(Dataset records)
________
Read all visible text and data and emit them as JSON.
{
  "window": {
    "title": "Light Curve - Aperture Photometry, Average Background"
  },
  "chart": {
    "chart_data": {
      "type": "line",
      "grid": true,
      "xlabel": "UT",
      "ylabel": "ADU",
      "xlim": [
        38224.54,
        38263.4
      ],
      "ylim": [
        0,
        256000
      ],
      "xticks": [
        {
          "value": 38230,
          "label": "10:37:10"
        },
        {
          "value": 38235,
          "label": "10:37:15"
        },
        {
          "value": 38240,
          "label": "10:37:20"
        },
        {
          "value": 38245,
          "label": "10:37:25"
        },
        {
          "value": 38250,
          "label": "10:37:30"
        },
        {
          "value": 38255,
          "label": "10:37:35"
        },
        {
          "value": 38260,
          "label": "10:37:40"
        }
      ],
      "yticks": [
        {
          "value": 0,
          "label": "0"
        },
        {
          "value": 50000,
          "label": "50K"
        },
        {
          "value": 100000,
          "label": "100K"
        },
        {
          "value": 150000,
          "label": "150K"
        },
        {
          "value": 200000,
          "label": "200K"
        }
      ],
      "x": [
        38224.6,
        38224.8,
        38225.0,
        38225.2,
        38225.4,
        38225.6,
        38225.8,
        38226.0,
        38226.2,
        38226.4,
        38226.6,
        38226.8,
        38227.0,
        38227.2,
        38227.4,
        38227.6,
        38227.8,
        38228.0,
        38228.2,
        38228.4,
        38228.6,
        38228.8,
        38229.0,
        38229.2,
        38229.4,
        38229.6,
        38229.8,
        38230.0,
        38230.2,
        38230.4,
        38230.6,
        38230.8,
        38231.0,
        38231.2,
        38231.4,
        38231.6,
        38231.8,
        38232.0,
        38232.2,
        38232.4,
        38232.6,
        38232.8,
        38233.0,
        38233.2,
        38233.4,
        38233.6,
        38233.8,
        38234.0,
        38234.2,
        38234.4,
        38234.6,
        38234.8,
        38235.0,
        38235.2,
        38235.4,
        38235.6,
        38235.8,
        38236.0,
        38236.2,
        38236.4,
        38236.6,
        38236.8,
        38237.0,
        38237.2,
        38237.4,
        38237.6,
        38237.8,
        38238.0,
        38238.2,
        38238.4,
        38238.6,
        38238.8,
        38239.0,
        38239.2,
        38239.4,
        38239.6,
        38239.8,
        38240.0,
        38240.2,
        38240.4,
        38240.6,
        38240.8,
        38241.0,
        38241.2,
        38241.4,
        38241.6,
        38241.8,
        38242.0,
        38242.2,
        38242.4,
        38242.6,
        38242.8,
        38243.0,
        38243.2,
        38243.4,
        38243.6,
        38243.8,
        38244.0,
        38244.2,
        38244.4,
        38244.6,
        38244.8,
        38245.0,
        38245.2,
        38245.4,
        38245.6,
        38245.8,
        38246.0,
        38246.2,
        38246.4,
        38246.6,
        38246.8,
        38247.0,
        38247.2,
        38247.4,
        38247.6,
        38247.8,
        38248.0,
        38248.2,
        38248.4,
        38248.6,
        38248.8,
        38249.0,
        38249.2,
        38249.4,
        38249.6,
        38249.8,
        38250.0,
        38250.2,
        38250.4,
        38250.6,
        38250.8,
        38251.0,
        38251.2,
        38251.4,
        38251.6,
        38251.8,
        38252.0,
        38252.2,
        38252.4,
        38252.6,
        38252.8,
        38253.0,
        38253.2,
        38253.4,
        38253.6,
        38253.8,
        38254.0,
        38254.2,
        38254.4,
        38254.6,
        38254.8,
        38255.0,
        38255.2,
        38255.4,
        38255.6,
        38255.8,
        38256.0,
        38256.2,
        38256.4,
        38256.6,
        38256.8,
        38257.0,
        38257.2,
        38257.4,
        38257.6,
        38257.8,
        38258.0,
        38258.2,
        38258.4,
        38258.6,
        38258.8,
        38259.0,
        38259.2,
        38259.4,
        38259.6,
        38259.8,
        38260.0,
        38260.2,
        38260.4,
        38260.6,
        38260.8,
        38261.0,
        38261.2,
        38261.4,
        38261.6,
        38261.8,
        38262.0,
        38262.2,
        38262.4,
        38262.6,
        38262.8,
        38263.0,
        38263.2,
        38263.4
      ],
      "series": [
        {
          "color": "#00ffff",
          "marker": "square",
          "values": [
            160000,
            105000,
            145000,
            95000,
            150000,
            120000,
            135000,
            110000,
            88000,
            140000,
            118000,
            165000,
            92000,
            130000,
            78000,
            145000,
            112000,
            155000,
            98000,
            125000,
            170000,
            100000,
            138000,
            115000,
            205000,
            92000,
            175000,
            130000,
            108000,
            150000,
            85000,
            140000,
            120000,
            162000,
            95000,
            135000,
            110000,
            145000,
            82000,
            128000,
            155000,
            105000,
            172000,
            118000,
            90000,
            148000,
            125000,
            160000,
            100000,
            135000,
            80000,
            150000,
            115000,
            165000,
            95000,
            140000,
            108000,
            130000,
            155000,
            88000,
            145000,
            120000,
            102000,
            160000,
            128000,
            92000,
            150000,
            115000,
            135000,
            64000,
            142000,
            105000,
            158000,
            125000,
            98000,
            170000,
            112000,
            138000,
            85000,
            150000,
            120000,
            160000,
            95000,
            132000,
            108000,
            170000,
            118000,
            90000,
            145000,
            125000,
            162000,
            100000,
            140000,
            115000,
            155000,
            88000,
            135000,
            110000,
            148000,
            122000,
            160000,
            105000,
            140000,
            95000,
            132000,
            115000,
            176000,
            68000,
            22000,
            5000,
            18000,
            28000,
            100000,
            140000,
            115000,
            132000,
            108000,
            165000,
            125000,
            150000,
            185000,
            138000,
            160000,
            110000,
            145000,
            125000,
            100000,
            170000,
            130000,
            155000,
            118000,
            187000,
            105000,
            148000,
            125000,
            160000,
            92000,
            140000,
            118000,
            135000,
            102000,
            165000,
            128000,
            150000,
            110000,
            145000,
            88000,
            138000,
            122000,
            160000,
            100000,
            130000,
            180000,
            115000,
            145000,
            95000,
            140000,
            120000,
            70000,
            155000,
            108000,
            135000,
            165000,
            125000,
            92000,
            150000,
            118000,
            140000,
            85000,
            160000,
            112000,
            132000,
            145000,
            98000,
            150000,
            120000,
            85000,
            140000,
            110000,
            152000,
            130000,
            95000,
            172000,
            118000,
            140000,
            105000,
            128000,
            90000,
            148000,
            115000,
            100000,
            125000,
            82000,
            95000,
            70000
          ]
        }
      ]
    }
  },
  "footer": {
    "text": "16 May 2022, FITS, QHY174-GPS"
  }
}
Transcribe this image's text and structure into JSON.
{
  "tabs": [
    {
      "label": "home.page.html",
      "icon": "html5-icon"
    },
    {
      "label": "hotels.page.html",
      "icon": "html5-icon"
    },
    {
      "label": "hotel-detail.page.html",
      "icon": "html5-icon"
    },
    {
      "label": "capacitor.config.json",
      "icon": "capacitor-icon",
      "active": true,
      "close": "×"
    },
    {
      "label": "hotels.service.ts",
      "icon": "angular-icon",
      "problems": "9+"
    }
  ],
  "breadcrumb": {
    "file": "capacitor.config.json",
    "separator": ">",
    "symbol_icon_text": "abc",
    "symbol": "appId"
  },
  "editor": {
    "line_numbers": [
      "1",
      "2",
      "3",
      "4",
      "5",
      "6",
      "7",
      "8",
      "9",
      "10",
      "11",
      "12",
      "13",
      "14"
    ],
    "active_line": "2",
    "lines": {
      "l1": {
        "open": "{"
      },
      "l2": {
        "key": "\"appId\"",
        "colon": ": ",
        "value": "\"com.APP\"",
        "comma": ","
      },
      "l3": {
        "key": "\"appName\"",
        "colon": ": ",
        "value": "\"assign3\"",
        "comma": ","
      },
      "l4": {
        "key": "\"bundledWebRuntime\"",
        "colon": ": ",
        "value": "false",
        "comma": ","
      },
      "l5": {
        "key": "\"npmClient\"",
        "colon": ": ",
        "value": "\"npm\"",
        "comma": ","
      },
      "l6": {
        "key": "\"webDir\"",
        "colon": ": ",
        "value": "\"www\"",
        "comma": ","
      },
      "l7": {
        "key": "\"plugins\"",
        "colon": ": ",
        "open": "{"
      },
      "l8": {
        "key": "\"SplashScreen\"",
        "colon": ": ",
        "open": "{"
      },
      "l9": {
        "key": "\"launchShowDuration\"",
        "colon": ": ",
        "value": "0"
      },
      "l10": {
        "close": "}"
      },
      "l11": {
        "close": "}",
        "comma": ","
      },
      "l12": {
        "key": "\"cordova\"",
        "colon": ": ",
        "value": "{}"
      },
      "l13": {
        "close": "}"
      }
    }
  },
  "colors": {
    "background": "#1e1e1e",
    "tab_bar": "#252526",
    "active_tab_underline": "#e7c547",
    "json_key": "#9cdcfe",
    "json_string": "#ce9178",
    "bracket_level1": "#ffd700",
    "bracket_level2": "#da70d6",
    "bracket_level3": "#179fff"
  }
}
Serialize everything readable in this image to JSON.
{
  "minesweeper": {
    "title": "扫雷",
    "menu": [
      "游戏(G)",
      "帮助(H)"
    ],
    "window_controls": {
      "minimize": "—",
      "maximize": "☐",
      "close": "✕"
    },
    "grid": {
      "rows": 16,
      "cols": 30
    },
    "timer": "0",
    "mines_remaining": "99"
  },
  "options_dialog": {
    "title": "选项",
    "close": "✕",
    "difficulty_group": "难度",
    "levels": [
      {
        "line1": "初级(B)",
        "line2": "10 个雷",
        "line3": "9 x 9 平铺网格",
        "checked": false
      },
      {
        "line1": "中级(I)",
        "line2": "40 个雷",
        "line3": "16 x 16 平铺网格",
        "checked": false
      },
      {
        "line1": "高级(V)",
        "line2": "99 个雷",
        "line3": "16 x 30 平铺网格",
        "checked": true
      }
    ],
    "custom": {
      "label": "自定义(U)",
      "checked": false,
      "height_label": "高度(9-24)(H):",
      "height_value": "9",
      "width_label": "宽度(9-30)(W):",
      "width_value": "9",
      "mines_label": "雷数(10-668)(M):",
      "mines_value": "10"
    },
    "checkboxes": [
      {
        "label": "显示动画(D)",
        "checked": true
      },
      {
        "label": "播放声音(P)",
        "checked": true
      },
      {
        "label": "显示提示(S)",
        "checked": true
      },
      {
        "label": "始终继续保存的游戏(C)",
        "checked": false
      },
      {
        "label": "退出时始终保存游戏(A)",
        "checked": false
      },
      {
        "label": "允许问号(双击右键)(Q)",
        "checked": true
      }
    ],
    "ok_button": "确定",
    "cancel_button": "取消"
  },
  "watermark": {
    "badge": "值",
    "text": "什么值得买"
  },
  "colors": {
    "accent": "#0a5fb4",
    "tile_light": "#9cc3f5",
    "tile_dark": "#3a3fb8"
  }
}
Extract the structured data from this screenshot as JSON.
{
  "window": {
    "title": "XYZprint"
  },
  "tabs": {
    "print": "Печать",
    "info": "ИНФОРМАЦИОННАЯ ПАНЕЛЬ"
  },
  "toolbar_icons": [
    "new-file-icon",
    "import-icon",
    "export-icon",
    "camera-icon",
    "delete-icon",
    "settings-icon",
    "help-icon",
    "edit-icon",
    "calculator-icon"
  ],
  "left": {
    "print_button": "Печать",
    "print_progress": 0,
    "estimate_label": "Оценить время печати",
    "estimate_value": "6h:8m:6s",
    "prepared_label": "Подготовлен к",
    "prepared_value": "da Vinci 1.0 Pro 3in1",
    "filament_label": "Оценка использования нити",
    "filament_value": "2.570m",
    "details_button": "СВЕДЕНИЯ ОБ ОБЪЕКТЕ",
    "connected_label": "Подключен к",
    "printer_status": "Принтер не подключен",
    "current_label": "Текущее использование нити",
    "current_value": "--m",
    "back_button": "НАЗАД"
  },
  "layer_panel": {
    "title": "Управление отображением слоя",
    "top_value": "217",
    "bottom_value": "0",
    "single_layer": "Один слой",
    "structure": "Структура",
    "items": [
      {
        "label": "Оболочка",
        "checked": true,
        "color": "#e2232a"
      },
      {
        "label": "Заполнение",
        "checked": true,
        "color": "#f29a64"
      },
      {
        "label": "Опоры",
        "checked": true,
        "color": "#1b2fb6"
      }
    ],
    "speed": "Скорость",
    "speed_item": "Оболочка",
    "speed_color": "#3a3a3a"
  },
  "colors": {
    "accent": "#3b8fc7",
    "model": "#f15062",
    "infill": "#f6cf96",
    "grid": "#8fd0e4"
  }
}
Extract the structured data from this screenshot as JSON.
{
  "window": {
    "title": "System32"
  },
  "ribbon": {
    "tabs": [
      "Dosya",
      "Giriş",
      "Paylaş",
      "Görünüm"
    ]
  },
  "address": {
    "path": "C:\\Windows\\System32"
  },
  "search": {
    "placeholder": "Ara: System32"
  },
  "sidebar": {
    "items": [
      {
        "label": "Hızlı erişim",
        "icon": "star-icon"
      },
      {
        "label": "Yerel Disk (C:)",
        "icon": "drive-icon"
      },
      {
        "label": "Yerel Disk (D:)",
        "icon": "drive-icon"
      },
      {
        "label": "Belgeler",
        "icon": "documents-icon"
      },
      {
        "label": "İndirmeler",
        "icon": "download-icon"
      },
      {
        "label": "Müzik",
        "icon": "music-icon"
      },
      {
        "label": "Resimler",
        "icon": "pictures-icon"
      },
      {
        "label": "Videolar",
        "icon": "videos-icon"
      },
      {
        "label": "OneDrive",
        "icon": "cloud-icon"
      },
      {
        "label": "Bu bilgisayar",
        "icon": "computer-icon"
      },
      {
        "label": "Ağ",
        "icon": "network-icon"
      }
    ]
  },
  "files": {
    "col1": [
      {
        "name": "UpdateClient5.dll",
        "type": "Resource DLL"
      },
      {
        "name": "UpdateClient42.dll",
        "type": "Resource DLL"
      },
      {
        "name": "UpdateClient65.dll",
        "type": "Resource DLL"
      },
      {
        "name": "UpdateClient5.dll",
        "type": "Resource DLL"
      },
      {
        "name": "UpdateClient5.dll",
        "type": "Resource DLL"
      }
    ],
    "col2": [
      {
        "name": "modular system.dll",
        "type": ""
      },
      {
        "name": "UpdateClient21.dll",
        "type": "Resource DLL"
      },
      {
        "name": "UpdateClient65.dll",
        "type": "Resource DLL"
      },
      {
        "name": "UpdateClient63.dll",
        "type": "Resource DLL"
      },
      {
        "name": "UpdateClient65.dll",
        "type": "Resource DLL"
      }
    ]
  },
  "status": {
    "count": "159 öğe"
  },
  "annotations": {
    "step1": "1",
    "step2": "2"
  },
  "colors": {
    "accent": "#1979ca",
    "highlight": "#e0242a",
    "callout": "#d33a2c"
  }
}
________
Goal: From the listing above, pick out every line containing "нити".

Result for this exercise:
    "filament_label": "Оценка использования нити",
    "current_label": "Текущее использование нити",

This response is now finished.